(Extracts from a graphics dataset)
------------------------

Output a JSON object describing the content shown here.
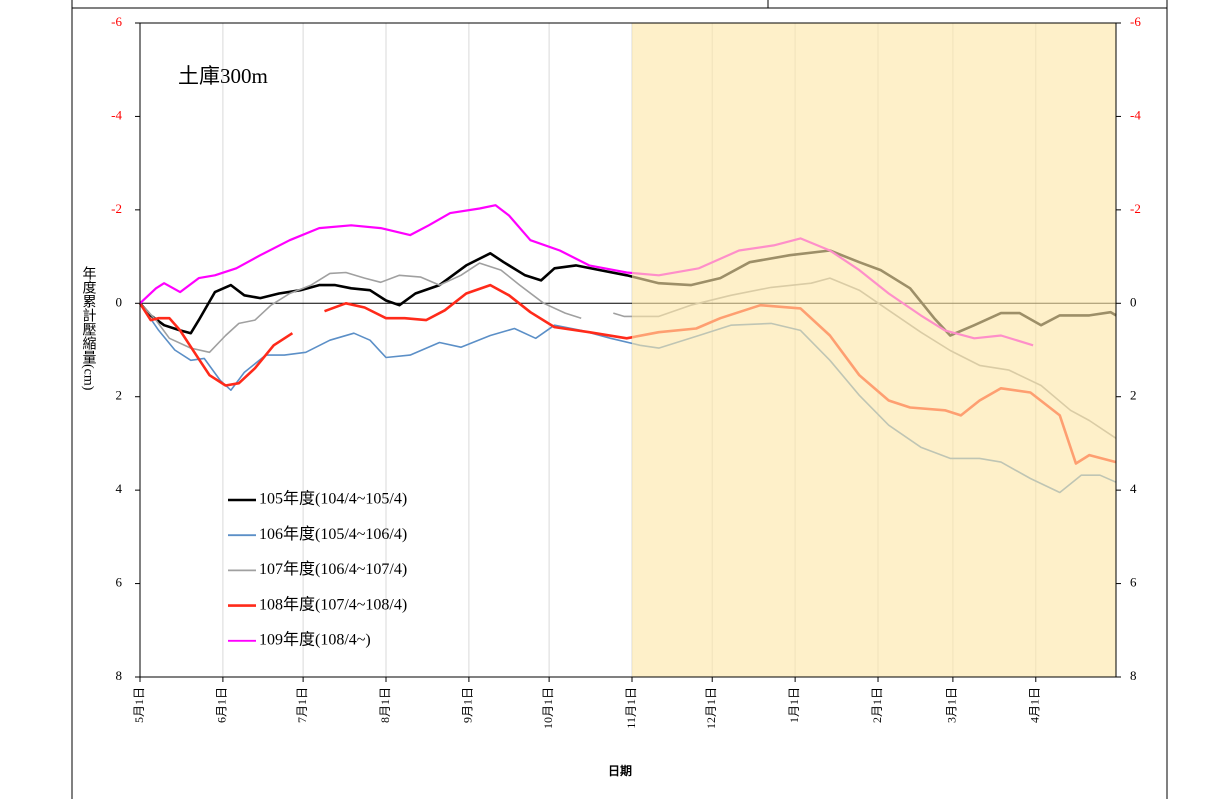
{
  "chart_data": {
    "type": "line",
    "annotation": "土庫300m",
    "ylabel": "年度累計壓縮量(cm)",
    "xlabel": "日期",
    "xlim": [
      0,
      365
    ],
    "xticks": [
      {
        "value": 0,
        "label": "5月1日"
      },
      {
        "value": 31,
        "label": "6月1日"
      },
      {
        "value": 61,
        "label": "7月1日"
      },
      {
        "value": 92,
        "label": "8月1日"
      },
      {
        "value": 123,
        "label": "9月1日"
      },
      {
        "value": 153,
        "label": "10月1日"
      },
      {
        "value": 184,
        "label": "11月1日"
      },
      {
        "value": 214,
        "label": "12月1日"
      },
      {
        "value": 245,
        "label": "1月1日"
      },
      {
        "value": 276,
        "label": "2月1日"
      },
      {
        "value": 304,
        "label": "3月1日"
      },
      {
        "value": 335,
        "label": "4月1日"
      }
    ],
    "ylim": [
      -6,
      8
    ],
    "y_inverted": true,
    "yticks": [
      -6,
      -4,
      -2,
      0,
      2,
      4,
      6,
      8
    ],
    "y2lim": [
      -6,
      8
    ],
    "y2ticks": [
      -6,
      -4,
      -2,
      0,
      2,
      4,
      6,
      8
    ],
    "negative_tick_color": "#ff0000",
    "grid": true,
    "zero_line": true,
    "highlight": [
      184,
      365
    ],
    "highlight_color": "#fde7a8",
    "series": [
      {
        "name": "105年度(104/4~105/4)",
        "color": "#000000",
        "x": [
          0,
          4,
          9,
          15,
          19,
          22,
          28,
          34,
          39,
          45,
          52,
          60,
          67,
          73,
          79,
          86,
          92,
          97,
          103,
          112,
          122,
          131,
          136,
          144,
          150,
          155,
          163,
          172,
          182,
          194,
          206,
          217,
          228,
          243,
          258,
          269,
          277,
          288,
          297,
          303,
          312,
          322,
          329,
          337,
          344,
          355,
          363,
          365
        ],
        "values": [
          0,
          0.26,
          0.47,
          0.58,
          0.64,
          0.36,
          -0.24,
          -0.39,
          -0.17,
          -0.11,
          -0.21,
          -0.28,
          -0.39,
          -0.39,
          -0.32,
          -0.28,
          -0.06,
          0.04,
          -0.21,
          -0.39,
          -0.81,
          -1.07,
          -0.88,
          -0.6,
          -0.49,
          -0.75,
          -0.81,
          -0.71,
          -0.6,
          -0.43,
          -0.39,
          -0.54,
          -0.88,
          -1.03,
          -1.13,
          -0.88,
          -0.71,
          -0.32,
          0.32,
          0.69,
          0.47,
          0.21,
          0.21,
          0.47,
          0.26,
          0.26,
          0.19,
          0.26
        ]
      },
      {
        "name": "106年度(105/4~106/4)",
        "color": "#5b8fc7",
        "x": [
          0,
          7,
          13,
          19,
          24,
          30,
          34,
          39,
          47,
          54,
          62,
          71,
          80,
          86,
          92,
          101,
          112,
          120,
          131,
          140,
          148,
          155,
          165,
          176,
          187,
          194,
          209,
          221,
          236,
          247,
          258,
          269,
          280,
          292,
          303,
          314,
          322,
          333,
          344,
          352,
          359,
          365
        ],
        "values": [
          0,
          0.58,
          1.0,
          1.22,
          1.18,
          1.65,
          1.86,
          1.48,
          1.11,
          1.11,
          1.05,
          0.79,
          0.64,
          0.79,
          1.16,
          1.11,
          0.84,
          0.94,
          0.69,
          0.54,
          0.75,
          0.47,
          0.58,
          0.75,
          0.9,
          0.96,
          0.69,
          0.47,
          0.43,
          0.58,
          1.22,
          1.97,
          2.61,
          3.08,
          3.32,
          3.32,
          3.4,
          3.75,
          4.05,
          3.68,
          3.68,
          3.83
        ]
      },
      {
        "name": "107年度(106/4~107/4)",
        "color": "#a0a0a0",
        "x": [
          0,
          6,
          11,
          19,
          26,
          32,
          37,
          43,
          49,
          56,
          64,
          71,
          77,
          84,
          90,
          97,
          105,
          112,
          120,
          127,
          135,
          142,
          151,
          159,
          165,
          null,
          177,
          181,
          194,
          206,
          221,
          236,
          251,
          258,
          269,
          280,
          292,
          303,
          314,
          325,
          337,
          348,
          355,
          365
        ],
        "values": [
          0,
          0.36,
          0.75,
          0.96,
          1.05,
          0.69,
          0.43,
          0.36,
          0.04,
          -0.21,
          -0.39,
          -0.64,
          -0.66,
          -0.54,
          -0.45,
          -0.6,
          -0.56,
          -0.39,
          -0.6,
          -0.86,
          -0.71,
          -0.39,
          0,
          0.21,
          0.32,
          null,
          0.21,
          0.28,
          0.28,
          0.04,
          -0.17,
          -0.34,
          -0.43,
          -0.54,
          -0.28,
          0.15,
          0.62,
          1.01,
          1.33,
          1.43,
          1.76,
          2.29,
          2.51,
          2.89
        ]
      },
      {
        "name": "108年度(107/4~108/4)",
        "color": "#ff2a1a",
        "x": [
          0,
          4,
          7,
          11,
          15,
          21,
          26,
          32,
          37,
          43,
          50,
          57,
          null,
          69,
          77,
          84,
          92,
          99,
          107,
          114,
          122,
          131,
          138,
          146,
          155,
          168,
          182,
          194,
          208,
          217,
          232,
          247,
          258,
          269,
          280,
          288,
          301,
          307,
          314,
          322,
          333,
          344,
          350,
          355,
          365
        ],
        "values": [
          0,
          0.36,
          0.32,
          0.32,
          0.58,
          1.11,
          1.54,
          1.76,
          1.71,
          1.39,
          0.9,
          0.64,
          null,
          0.17,
          0,
          0.09,
          0.32,
          0.32,
          0.36,
          0.15,
          -0.21,
          -0.39,
          -0.17,
          0.19,
          0.51,
          0.62,
          0.75,
          0.62,
          0.54,
          0.32,
          0.04,
          0.11,
          0.69,
          1.54,
          2.08,
          2.23,
          2.29,
          2.4,
          2.08,
          1.82,
          1.91,
          2.4,
          3.43,
          3.25,
          3.4
        ]
      },
      {
        "name": "109年度(108/4~)",
        "color": "#ff00ff",
        "x": [
          0,
          6,
          9,
          15,
          22,
          28,
          36,
          45,
          56,
          67,
          79,
          90,
          101,
          108,
          116,
          127,
          133,
          138,
          146,
          157,
          168,
          182,
          194,
          209,
          224,
          237,
          247,
          258,
          269,
          280,
          292,
          301,
          312,
          322,
          334
        ],
        "values": [
          0,
          -0.32,
          -0.43,
          -0.24,
          -0.54,
          -0.6,
          -0.75,
          -1.03,
          -1.35,
          -1.61,
          -1.67,
          -1.61,
          -1.46,
          -1.67,
          -1.93,
          -2.03,
          -2.1,
          -1.88,
          -1.35,
          -1.13,
          -0.81,
          -0.66,
          -0.6,
          -0.75,
          -1.13,
          -1.24,
          -1.39,
          -1.13,
          -0.71,
          -0.21,
          0.26,
          0.58,
          0.75,
          0.69,
          0.9
        ]
      }
    ]
  }
}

------------------------

= THE PROBLEM =
Without including any pictures, please restate all the records exactly.

= EXERCISE SOLUTION =
Output a JSON object describing the content shown here.
{
  "chart_data": {
    "type": "line",
    "annotation": "土庫300m",
    "ylabel": "年度累計壓縮量(cm)",
    "xlabel": "日期",
    "xlim": [
      0,
      365
    ],
    "xticks": [
      {
        "value": 0,
        "label": "5月1日"
      },
      {
        "value": 31,
        "label": "6月1日"
      },
      {
        "value": 61,
        "label": "7月1日"
      },
      {
        "value": 92,
        "label": "8月1日"
      },
      {
        "value": 123,
        "label": "9月1日"
      },
      {
        "value": 153,
        "label": "10月1日"
      },
      {
        "value": 184,
        "label": "11月1日"
      },
      {
        "value": 214,
        "label": "12月1日"
      },
      {
        "value": 245,
        "label": "1月1日"
      },
      {
        "value": 276,
        "label": "2月1日"
      },
      {
        "value": 304,
        "label": "3月1日"
      },
      {
        "value": 335,
        "label": "4月1日"
      }
    ],
    "ylim": [
      -6,
      8
    ],
    "y_inverted": true,
    "yticks": [
      -6,
      -4,
      -2,
      0,
      2,
      4,
      6,
      8
    ],
    "y2lim": [
      -6,
      8
    ],
    "y2ticks": [
      -6,
      -4,
      -2,
      0,
      2,
      4,
      6,
      8
    ],
    "negative_tick_color": "#ff0000",
    "grid": true,
    "zero_line": true,
    "highlight": [
      184,
      365
    ],
    "highlight_color": "#fde7a8",
    "series": [
      {
        "name": "105年度(104/4~105/4)",
        "color": "#000000",
        "x": [
          0,
          4,
          9,
          15,
          19,
          22,
          28,
          34,
          39,
          45,
          52,
          60,
          67,
          73,
          79,
          86,
          92,
          97,
          103,
          112,
          122,
          131,
          136,
          144,
          150,
          155,
          163,
          172,
          182,
          194,
          206,
          217,
          228,
          243,
          258,
          269,
          277,
          288,
          297,
          303,
          312,
          322,
          329,
          337,
          344,
          355,
          363,
          365
        ],
        "values": [
          0,
          0.26,
          0.47,
          0.58,
          0.64,
          0.36,
          -0.24,
          -0.39,
          -0.17,
          -0.11,
          -0.21,
          -0.28,
          -0.39,
          -0.39,
          -0.32,
          -0.28,
          -0.06,
          0.04,
          -0.21,
          -0.39,
          -0.81,
          -1.07,
          -0.88,
          -0.6,
          -0.49,
          -0.75,
          -0.81,
          -0.71,
          -0.6,
          -0.43,
          -0.39,
          -0.54,
          -0.88,
          -1.03,
          -1.13,
          -0.88,
          -0.71,
          -0.32,
          0.32,
          0.69,
          0.47,
          0.21,
          0.21,
          0.47,
          0.26,
          0.26,
          0.19,
          0.26
        ]
      },
      {
        "name": "106年度(105/4~106/4)",
        "color": "#5b8fc7",
        "x": [
          0,
          7,
          13,
          19,
          24,
          30,
          34,
          39,
          47,
          54,
          62,
          71,
          80,
          86,
          92,
          101,
          112,
          120,
          131,
          140,
          148,
          155,
          165,
          176,
          187,
          194,
          209,
          221,
          236,
          247,
          258,
          269,
          280,
          292,
          303,
          314,
          322,
          333,
          344,
          352,
          359,
          365
        ],
        "values": [
          0,
          0.58,
          1.0,
          1.22,
          1.18,
          1.65,
          1.86,
          1.48,
          1.11,
          1.11,
          1.05,
          0.79,
          0.64,
          0.79,
          1.16,
          1.11,
          0.84,
          0.94,
          0.69,
          0.54,
          0.75,
          0.47,
          0.58,
          0.75,
          0.9,
          0.96,
          0.69,
          0.47,
          0.43,
          0.58,
          1.22,
          1.97,
          2.61,
          3.08,
          3.32,
          3.32,
          3.4,
          3.75,
          4.05,
          3.68,
          3.68,
          3.83
        ]
      },
      {
        "name": "107年度(106/4~107/4)",
        "color": "#a0a0a0",
        "x": [
          0,
          6,
          11,
          19,
          26,
          32,
          37,
          43,
          49,
          56,
          64,
          71,
          77,
          84,
          90,
          97,
          105,
          112,
          120,
          127,
          135,
          142,
          151,
          159,
          165,
          null,
          177,
          181,
          194,
          206,
          221,
          236,
          251,
          258,
          269,
          280,
          292,
          303,
          314,
          325,
          337,
          348,
          355,
          365
        ],
        "values": [
          0,
          0.36,
          0.75,
          0.96,
          1.05,
          0.69,
          0.43,
          0.36,
          0.04,
          -0.21,
          -0.39,
          -0.64,
          -0.66,
          -0.54,
          -0.45,
          -0.6,
          -0.56,
          -0.39,
          -0.6,
          -0.86,
          -0.71,
          -0.39,
          0,
          0.21,
          0.32,
          null,
          0.21,
          0.28,
          0.28,
          0.04,
          -0.17,
          -0.34,
          -0.43,
          -0.54,
          -0.28,
          0.15,
          0.62,
          1.01,
          1.33,
          1.43,
          1.76,
          2.29,
          2.51,
          2.89
        ]
      },
      {
        "name": "108年度(107/4~108/4)",
        "color": "#ff2a1a",
        "x": [
          0,
          4,
          7,
          11,
          15,
          21,
          26,
          32,
          37,
          43,
          50,
          57,
          null,
          69,
          77,
          84,
          92,
          99,
          107,
          114,
          122,
          131,
          138,
          146,
          155,
          168,
          182,
          194,
          208,
          217,
          232,
          247,
          258,
          269,
          280,
          288,
          301,
          307,
          314,
          322,
          333,
          344,
          350,
          355,
          365
        ],
        "values": [
          0,
          0.36,
          0.32,
          0.32,
          0.58,
          1.11,
          1.54,
          1.76,
          1.71,
          1.39,
          0.9,
          0.64,
          null,
          0.17,
          0,
          0.09,
          0.32,
          0.32,
          0.36,
          0.15,
          -0.21,
          -0.39,
          -0.17,
          0.19,
          0.51,
          0.62,
          0.75,
          0.62,
          0.54,
          0.32,
          0.04,
          0.11,
          0.69,
          1.54,
          2.08,
          2.23,
          2.29,
          2.4,
          2.08,
          1.82,
          1.91,
          2.4,
          3.43,
          3.25,
          3.4
        ]
      },
      {
        "name": "109年度(108/4~)",
        "color": "#ff00ff",
        "x": [
          0,
          6,
          9,
          15,
          22,
          28,
          36,
          45,
          56,
          67,
          79,
          90,
          101,
          108,
          116,
          127,
          133,
          138,
          146,
          157,
          168,
          182,
          194,
          209,
          224,
          237,
          247,
          258,
          269,
          280,
          292,
          301,
          312,
          322,
          334
        ],
        "values": [
          0,
          -0.32,
          -0.43,
          -0.24,
          -0.54,
          -0.6,
          -0.75,
          -1.03,
          -1.35,
          -1.61,
          -1.67,
          -1.61,
          -1.46,
          -1.67,
          -1.93,
          -2.03,
          -2.1,
          -1.88,
          -1.35,
          -1.13,
          -0.81,
          -0.66,
          -0.6,
          -0.75,
          -1.13,
          -1.24,
          -1.39,
          -1.13,
          -0.71,
          -0.21,
          0.26,
          0.58,
          0.75,
          0.69,
          0.9
        ]
      }
    ]
  }
}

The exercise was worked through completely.